*TASK REQUIREMENTS:* Copy out exactly every line from the line containing "Read this page and output its text content." until the records below end, inclusive of both boundary lines.

*MATERIAL SHOWN:*
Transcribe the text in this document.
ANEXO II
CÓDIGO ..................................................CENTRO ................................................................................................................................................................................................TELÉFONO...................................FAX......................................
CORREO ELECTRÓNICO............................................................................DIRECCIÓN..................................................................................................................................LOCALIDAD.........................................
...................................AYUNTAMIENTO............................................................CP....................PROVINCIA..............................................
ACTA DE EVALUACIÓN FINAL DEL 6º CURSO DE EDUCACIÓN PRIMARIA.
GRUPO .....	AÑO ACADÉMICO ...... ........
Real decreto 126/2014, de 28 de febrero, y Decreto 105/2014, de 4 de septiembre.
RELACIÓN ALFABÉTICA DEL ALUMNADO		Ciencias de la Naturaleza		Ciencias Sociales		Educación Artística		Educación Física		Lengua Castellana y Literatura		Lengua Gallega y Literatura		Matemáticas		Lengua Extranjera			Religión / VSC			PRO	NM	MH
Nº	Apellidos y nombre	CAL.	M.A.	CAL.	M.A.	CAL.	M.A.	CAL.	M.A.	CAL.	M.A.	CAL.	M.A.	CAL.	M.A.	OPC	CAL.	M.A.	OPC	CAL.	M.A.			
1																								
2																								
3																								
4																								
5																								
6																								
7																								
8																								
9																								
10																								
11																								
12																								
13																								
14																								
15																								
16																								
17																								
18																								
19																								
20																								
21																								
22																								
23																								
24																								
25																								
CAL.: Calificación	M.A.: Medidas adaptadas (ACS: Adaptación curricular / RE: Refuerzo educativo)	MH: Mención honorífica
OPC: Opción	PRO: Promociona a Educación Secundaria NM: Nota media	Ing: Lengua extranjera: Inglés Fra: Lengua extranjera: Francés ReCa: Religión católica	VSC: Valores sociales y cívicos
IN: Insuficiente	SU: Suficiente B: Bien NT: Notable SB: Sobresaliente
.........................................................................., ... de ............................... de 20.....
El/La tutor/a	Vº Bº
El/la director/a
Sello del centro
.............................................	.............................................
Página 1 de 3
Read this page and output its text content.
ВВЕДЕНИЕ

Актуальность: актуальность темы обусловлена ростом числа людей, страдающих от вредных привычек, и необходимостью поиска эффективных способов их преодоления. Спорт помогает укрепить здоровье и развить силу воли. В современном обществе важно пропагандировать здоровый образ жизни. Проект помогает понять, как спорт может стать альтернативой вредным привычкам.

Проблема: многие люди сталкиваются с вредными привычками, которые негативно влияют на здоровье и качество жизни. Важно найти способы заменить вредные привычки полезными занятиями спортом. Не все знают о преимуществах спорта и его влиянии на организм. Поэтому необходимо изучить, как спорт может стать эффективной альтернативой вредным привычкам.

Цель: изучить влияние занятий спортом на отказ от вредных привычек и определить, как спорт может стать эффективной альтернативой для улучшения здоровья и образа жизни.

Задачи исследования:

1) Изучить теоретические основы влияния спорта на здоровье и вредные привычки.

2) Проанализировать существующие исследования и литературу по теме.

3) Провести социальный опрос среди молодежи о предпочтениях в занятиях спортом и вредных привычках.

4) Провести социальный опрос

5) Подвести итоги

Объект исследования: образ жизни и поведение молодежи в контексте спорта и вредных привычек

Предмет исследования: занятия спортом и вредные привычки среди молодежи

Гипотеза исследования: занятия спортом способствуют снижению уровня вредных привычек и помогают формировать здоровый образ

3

*RESULT OF THE EXERCISE:*
Read this page and output its text content.
ВВЕДЕНИЕ

Актуальность: актуальность темы обусловлена ростом числа людей, страдающих от вредных привычек, и необходимостью поиска эффективных способов их преодоления. Спорт помогает укрепить здоровье и развить силу воли. В современном обществе важно пропагандировать здоровый образ жизни. Проект помогает понять, как спорт может стать альтернативой вредным привычкам.

Проблема: многие люди сталкиваются с вредными привычками, которые негативно влияют на здоровье и качество жизни. Важно найти способы заменить вредные привычки полезными занятиями спортом. Не все знают о преимуществах спорта и его влиянии на организм. Поэтому необходимо изучить, как спорт может стать эффективной альтернативой вредным привычкам.

Цель: изучить влияние занятий спортом на отказ от вредных привычек и определить, как спорт может стать эффективной альтернативой для улучшения здоровья и образа жизни.

Задачи исследования:

1) Изучить теоретические основы влияния спорта на здоровье и вредные привычки.

2) Проанализировать существующие исследования и литературу по теме.

3) Провести социальный опрос среди молодежи о предпочтениях в занятиях спортом и вредных привычках.

4) Провести социальный опрос

5) Подвести итоги

Объект исследования: образ жизни и поведение молодежи в контексте спорта и вредных привычек

Предмет исследования: занятия спортом и вредные привычки среди молодежи

Гипотеза исследования: занятия спортом способствуют снижению уровня вредных привычек и помогают формировать здоровый образ

3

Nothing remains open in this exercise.